* [Your task]: Copy every line of the data in which the word "MODEL" occurs.

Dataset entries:
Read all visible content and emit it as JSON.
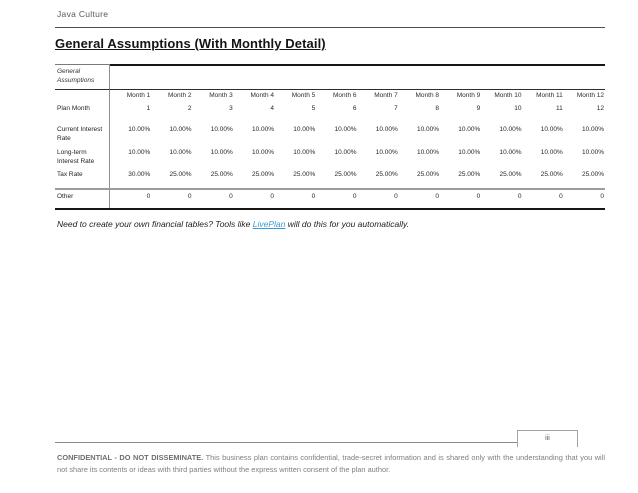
{
  "page": {
    "company": "Java Culture",
    "title": "General Assumptions (With Monthly Detail)",
    "page_number": "iii"
  },
  "table": {
    "corner_label": "General Assumptions",
    "columns": [
      "Month 1",
      "Month 2",
      "Month 3",
      "Month 4",
      "Month 5",
      "Month 6",
      "Month 7",
      "Month 8",
      "Month 9",
      "Month 10",
      "Month 11",
      "Month 12"
    ],
    "rows": [
      {
        "label": "Plan Month",
        "values": [
          "1",
          "2",
          "3",
          "4",
          "5",
          "6",
          "7",
          "8",
          "9",
          "10",
          "11",
          "12"
        ]
      },
      {
        "label": "Current Interest Rate",
        "values": [
          "10.00%",
          "10.00%",
          "10.00%",
          "10.00%",
          "10.00%",
          "10.00%",
          "10.00%",
          "10.00%",
          "10.00%",
          "10.00%",
          "10.00%",
          "10.00%"
        ]
      },
      {
        "label": "Long-term Interest Rate",
        "values": [
          "10.00%",
          "10.00%",
          "10.00%",
          "10.00%",
          "10.00%",
          "10.00%",
          "10.00%",
          "10.00%",
          "10.00%",
          "10.00%",
          "10.00%",
          "10.00%"
        ]
      },
      {
        "label": "Tax Rate",
        "values": [
          "30.00%",
          "25.00%",
          "25.00%",
          "25.00%",
          "25.00%",
          "25.00%",
          "25.00%",
          "25.00%",
          "25.00%",
          "25.00%",
          "25.00%",
          "25.00%"
        ]
      },
      {
        "label": "Other",
        "values": [
          "0",
          "0",
          "0",
          "0",
          "0",
          "0",
          "0",
          "0",
          "0",
          "0",
          "0",
          "0"
        ]
      }
    ]
  },
  "note": {
    "before_link": "Need to create your own financial tables? Tools like ",
    "link": "LivePlan",
    "after_link": " will do this for you automatically."
  },
  "footer": {
    "confidential_bold": "CONFIDENTIAL - DO NOT DISSEMINATE.",
    "confidential_text": " This business plan contains confidential, trade-secret information and is shared only with the understanding that you will not share its contents or ideas with third parties without the express written consent of the plan author."
  },
  "colors": {
    "link": "#3a9bd5",
    "muted_text": "#7f7f7f",
    "header_text": "#595959"
  }
}
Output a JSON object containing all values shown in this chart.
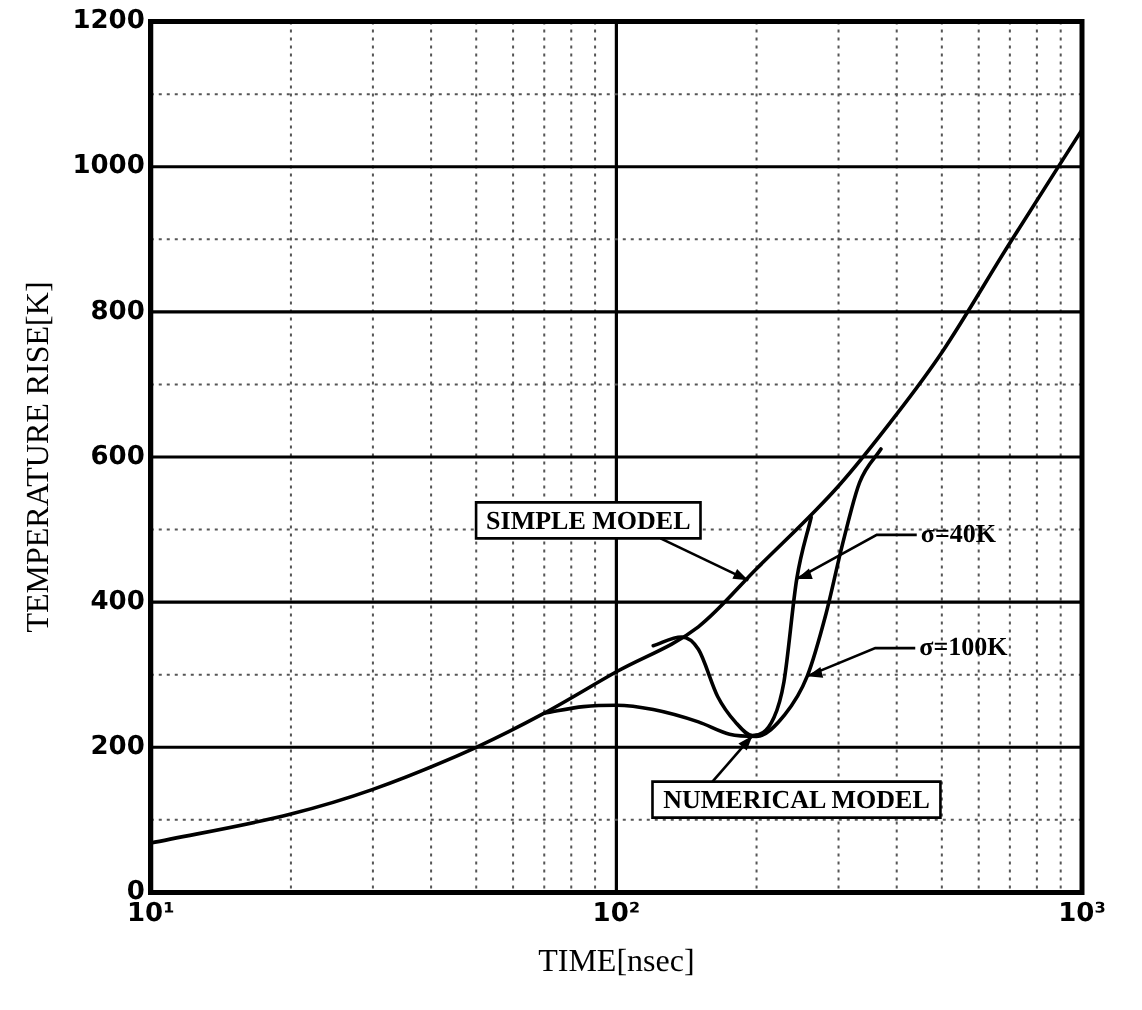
{
  "chart_data": {
    "type": "line",
    "xlabel": "TIME[nsec]",
    "ylabel": "TEMPERATURE RISE[K]",
    "log": "x",
    "grid": true,
    "legend": false,
    "marker": "none",
    "line_style": "solid",
    "xlim": [
      10,
      1000
    ],
    "xticks": [
      {
        "value": 10,
        "label": "10¹"
      },
      {
        "value": 20,
        "label": null
      },
      {
        "value": 30,
        "label": null
      },
      {
        "value": 40,
        "label": null
      },
      {
        "value": 50,
        "label": null
      },
      {
        "value": 60,
        "label": null
      },
      {
        "value": 70,
        "label": null
      },
      {
        "value": 80,
        "label": null
      },
      {
        "value": 90,
        "label": null
      },
      {
        "value": 100,
        "label": "10²"
      },
      {
        "value": 200,
        "label": null
      },
      {
        "value": 300,
        "label": null
      },
      {
        "value": 400,
        "label": null
      },
      {
        "value": 500,
        "label": null
      },
      {
        "value": 600,
        "label": null
      },
      {
        "value": 700,
        "label": null
      },
      {
        "value": 800,
        "label": null
      },
      {
        "value": 900,
        "label": null
      },
      {
        "value": 1000,
        "label": "10³"
      }
    ],
    "ylim": [
      0,
      1200
    ],
    "yticks": [
      0,
      {
        "value": 100,
        "label": null
      },
      200,
      {
        "value": 300,
        "label": null
      },
      400,
      {
        "value": 500,
        "label": null
      },
      600,
      {
        "value": 700,
        "label": null
      },
      800,
      {
        "value": 900,
        "label": null
      },
      1000,
      {
        "value": 1100,
        "label": null
      },
      1200
    ],
    "series": [
      {
        "color": "#000000",
        "x": [
          10,
          20,
          30,
          50,
          70,
          100,
          150,
          200,
          300,
          400,
          500,
          700,
          1000
        ],
        "values": [
          68,
          108,
          142,
          200,
          247,
          304,
          366,
          446,
          560,
          659,
          744,
          895,
          1051
        ]
      },
      {
        "color": "#000000",
        "x": [
          120,
          138,
          150,
          165,
          180,
          196,
          218,
          229,
          244,
          262
        ],
        "values": [
          340,
          352,
          335,
          270,
          235,
          216,
          241,
          290,
          432,
          517
        ]
      },
      {
        "color": "#000000",
        "x": [
          70,
          85,
          100,
          120,
          150,
          175,
          200,
          230,
          257,
          282,
          306,
          333,
          370
        ],
        "values": [
          247,
          256,
          258,
          252,
          235,
          218,
          215,
          245,
          298,
          384,
          480,
          565,
          611
        ]
      }
    ],
    "annotations": [
      {
        "text": "SIMPLE MODEL",
        "x": 192,
        "y": 430
      },
      {
        "text": "σ=40K",
        "x": 244,
        "y": 432
      },
      {
        "text": "σ=100K",
        "x": 257,
        "y": 298
      },
      {
        "text": "NUMERICAL MODEL",
        "x": 196,
        "y": 216
      }
    ]
  }
}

* [Result of this exercise]:
        "text": "SIMPLE MODEL",
        "text": "NUMERICAL MODEL",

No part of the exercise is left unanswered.